[Excerpts from a figure dataset]
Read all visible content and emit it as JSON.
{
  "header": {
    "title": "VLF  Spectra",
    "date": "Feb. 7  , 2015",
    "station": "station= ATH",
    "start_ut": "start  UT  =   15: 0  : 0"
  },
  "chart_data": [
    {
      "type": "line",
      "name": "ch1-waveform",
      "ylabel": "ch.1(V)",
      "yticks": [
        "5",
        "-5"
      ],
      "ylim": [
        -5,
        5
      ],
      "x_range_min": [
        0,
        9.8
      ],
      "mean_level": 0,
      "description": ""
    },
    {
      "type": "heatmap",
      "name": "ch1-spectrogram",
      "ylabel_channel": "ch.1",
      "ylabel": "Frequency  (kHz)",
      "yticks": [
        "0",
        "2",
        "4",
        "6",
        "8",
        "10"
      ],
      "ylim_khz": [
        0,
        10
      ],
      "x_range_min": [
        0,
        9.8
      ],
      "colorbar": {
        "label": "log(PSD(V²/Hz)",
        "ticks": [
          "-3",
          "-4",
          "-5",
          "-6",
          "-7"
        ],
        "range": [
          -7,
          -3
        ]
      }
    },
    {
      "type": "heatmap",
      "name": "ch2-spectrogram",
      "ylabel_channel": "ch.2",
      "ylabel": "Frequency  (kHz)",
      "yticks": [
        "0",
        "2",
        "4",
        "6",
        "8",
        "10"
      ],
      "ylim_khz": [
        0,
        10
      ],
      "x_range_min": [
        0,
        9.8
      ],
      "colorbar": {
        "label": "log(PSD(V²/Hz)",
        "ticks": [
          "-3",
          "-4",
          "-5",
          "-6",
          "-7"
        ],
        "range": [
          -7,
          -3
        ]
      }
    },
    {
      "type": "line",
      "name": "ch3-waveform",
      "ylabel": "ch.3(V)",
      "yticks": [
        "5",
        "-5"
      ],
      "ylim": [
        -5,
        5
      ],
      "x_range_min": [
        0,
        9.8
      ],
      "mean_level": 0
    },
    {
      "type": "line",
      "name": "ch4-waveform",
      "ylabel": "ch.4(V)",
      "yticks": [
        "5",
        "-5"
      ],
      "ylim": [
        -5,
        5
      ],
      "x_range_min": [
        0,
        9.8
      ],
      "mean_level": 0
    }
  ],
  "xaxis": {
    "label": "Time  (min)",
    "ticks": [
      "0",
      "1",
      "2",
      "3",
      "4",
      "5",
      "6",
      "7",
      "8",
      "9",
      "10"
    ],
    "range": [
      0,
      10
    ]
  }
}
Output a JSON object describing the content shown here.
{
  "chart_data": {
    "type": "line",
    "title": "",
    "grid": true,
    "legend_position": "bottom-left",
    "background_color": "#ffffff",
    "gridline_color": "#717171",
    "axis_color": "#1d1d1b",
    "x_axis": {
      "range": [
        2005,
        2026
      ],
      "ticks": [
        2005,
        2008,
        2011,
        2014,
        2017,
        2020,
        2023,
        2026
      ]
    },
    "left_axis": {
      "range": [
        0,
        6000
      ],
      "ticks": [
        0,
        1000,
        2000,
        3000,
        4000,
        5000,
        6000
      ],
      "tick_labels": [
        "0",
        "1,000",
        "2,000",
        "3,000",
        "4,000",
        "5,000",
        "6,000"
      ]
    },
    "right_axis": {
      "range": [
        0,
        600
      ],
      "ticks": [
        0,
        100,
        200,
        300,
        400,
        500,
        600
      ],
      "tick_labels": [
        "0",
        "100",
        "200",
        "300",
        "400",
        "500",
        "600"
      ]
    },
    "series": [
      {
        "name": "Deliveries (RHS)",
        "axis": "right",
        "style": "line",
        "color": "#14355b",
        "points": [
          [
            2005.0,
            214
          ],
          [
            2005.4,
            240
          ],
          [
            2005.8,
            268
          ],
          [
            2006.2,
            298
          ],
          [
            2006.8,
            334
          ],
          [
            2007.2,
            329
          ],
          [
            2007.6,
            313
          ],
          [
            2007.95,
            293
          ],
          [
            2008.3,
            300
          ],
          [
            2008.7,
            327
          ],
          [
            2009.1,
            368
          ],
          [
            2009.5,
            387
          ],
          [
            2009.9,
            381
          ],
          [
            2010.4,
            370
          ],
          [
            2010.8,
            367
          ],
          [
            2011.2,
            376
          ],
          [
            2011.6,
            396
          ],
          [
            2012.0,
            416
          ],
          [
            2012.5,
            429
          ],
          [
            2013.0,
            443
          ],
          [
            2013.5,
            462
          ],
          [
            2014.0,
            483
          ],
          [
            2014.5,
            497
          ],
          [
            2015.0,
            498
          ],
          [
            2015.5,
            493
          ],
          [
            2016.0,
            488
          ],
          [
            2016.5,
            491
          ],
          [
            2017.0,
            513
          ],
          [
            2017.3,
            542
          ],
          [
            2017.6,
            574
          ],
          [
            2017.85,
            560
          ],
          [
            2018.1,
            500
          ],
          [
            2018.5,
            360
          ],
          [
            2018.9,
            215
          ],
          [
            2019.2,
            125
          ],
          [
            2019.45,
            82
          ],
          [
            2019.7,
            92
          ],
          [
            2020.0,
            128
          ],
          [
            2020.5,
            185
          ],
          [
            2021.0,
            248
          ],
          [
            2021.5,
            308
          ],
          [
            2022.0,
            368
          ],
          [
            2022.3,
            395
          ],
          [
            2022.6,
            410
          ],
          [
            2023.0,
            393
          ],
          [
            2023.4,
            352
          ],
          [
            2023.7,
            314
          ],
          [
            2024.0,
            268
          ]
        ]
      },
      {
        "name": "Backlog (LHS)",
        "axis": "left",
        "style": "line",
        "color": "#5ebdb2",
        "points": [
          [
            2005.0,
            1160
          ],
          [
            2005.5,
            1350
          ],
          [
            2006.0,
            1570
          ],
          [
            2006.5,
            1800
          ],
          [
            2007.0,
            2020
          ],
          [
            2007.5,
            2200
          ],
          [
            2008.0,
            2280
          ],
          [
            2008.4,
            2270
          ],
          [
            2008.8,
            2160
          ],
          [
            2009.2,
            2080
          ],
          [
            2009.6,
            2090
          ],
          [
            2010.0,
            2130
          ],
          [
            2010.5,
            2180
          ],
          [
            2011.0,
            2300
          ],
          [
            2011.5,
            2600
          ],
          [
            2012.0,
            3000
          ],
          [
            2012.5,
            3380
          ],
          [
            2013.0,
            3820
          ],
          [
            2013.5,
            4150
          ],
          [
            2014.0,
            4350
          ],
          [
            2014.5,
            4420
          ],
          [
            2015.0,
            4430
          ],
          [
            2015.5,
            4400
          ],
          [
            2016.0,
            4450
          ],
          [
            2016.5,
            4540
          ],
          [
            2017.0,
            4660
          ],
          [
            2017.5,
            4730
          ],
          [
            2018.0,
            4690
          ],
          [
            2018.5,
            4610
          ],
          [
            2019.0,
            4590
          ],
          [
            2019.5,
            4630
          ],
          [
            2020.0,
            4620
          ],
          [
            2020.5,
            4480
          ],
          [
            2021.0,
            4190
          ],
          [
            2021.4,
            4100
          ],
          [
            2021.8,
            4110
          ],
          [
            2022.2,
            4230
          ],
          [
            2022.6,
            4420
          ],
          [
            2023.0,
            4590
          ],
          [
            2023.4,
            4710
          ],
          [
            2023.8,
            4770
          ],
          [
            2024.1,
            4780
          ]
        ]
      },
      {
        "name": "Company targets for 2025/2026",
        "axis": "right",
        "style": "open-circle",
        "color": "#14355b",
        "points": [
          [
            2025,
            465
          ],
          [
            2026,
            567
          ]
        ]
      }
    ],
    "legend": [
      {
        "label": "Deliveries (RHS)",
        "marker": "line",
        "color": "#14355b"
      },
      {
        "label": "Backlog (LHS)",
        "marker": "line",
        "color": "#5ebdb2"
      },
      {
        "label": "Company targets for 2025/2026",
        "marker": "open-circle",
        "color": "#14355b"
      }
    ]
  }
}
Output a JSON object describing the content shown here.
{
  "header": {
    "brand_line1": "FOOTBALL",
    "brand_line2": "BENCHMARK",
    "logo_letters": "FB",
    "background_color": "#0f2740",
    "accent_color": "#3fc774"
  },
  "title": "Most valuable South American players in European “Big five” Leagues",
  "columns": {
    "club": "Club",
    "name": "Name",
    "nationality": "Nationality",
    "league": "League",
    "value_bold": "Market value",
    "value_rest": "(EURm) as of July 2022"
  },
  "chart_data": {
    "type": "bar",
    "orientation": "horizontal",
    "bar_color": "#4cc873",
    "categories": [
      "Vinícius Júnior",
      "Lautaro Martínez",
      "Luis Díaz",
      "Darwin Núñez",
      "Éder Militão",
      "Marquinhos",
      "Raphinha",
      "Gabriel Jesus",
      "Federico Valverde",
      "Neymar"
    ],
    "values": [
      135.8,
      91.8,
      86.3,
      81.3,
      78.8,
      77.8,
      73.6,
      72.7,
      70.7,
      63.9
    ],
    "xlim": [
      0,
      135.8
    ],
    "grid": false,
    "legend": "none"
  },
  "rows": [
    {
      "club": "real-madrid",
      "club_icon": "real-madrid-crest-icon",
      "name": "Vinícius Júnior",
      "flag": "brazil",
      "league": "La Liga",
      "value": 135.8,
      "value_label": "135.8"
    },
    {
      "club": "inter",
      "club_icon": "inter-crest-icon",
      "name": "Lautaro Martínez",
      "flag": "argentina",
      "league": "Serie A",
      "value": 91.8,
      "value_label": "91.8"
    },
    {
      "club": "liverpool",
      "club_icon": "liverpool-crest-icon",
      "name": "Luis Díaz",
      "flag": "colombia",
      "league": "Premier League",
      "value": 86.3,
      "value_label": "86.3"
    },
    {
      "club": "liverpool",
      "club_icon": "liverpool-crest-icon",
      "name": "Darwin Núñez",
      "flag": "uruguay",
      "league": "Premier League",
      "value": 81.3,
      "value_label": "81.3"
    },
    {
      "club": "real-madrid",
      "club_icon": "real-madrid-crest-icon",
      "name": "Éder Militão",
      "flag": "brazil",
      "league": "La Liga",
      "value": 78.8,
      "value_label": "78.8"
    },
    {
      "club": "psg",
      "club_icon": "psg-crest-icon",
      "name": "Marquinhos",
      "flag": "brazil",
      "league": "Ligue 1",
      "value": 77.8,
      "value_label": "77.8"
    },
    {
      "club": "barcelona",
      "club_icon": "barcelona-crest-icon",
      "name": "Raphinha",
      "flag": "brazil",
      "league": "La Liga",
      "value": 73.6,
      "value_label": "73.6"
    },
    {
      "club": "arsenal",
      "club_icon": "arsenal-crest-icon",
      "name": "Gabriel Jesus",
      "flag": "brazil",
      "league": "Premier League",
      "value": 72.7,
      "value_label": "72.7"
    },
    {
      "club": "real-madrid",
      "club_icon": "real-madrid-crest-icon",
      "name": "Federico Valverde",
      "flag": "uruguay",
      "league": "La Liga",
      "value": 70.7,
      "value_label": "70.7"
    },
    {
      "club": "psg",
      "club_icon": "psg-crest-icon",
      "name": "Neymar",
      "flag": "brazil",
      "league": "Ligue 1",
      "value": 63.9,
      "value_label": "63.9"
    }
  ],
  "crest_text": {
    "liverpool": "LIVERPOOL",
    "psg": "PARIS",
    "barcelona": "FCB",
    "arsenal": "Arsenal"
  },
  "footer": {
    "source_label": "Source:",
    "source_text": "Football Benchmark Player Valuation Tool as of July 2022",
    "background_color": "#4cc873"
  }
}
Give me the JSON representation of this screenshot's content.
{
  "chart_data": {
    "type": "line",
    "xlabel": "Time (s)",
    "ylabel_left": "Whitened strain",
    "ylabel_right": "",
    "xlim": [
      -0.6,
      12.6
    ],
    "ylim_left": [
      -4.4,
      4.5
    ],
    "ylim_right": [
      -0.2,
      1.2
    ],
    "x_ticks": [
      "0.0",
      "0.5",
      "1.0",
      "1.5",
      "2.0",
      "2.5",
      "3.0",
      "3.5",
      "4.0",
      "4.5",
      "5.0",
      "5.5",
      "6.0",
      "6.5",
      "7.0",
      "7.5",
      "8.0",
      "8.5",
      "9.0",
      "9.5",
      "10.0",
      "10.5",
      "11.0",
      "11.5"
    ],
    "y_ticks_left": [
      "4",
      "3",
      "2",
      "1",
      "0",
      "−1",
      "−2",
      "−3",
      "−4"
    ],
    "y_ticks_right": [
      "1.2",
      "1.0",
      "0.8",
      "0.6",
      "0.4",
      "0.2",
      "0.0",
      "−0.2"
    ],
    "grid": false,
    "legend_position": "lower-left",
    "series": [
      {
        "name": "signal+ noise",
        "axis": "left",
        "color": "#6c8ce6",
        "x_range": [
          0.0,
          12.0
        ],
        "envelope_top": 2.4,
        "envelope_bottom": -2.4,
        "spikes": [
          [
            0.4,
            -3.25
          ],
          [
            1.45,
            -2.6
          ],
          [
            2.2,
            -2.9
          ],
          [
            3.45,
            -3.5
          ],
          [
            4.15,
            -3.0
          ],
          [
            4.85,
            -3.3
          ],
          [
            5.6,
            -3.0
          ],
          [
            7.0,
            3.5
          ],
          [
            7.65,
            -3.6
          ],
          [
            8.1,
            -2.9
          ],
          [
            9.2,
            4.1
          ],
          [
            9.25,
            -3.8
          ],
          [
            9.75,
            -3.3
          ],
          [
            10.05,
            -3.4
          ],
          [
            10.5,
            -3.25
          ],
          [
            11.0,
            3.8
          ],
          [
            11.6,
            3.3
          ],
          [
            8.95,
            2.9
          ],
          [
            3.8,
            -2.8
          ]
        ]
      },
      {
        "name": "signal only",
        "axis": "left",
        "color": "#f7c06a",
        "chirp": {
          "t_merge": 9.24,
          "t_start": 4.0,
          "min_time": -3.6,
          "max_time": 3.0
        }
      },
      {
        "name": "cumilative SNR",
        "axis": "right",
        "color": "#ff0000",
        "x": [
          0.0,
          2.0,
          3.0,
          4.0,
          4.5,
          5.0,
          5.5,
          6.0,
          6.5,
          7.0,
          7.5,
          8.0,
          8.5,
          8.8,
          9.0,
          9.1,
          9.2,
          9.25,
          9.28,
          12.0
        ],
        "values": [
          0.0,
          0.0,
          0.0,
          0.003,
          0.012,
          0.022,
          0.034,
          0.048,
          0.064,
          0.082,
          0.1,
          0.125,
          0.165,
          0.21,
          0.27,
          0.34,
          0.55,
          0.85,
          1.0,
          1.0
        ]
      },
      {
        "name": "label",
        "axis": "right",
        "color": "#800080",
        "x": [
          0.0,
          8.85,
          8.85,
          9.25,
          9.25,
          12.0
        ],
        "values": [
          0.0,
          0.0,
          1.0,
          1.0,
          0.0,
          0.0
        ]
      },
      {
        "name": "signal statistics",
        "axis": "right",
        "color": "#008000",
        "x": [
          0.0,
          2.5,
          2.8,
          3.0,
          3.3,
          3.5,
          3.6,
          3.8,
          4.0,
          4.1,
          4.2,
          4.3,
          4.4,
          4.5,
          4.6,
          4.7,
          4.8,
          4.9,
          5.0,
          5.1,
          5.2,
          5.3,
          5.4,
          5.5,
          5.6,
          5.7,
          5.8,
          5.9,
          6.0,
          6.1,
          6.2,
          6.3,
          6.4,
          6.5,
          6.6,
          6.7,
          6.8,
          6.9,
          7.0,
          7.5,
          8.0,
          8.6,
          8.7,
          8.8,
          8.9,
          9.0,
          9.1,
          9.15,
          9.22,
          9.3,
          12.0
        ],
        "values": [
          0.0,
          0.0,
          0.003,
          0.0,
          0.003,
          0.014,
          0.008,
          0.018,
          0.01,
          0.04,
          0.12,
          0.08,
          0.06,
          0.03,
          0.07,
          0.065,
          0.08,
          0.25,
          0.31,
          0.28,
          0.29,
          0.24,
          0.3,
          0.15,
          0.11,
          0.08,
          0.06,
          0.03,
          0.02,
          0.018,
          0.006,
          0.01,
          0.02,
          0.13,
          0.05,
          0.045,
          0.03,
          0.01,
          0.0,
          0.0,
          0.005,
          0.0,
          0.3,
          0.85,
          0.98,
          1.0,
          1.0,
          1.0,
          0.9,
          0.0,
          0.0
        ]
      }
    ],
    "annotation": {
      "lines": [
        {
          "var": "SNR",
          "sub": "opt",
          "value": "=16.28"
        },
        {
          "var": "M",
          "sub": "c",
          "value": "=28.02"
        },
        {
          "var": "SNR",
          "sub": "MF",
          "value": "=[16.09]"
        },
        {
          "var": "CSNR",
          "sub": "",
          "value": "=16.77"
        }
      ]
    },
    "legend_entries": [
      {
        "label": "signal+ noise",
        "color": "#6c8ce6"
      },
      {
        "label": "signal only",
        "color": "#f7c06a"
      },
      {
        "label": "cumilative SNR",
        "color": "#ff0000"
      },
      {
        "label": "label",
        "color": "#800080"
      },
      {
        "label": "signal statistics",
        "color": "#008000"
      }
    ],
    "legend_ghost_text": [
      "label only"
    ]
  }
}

> _THE EXERCISE_: How many lines in the entries contain the string "noise"? Answer with the number only.

> _EXERCISE OUTPUT_: 2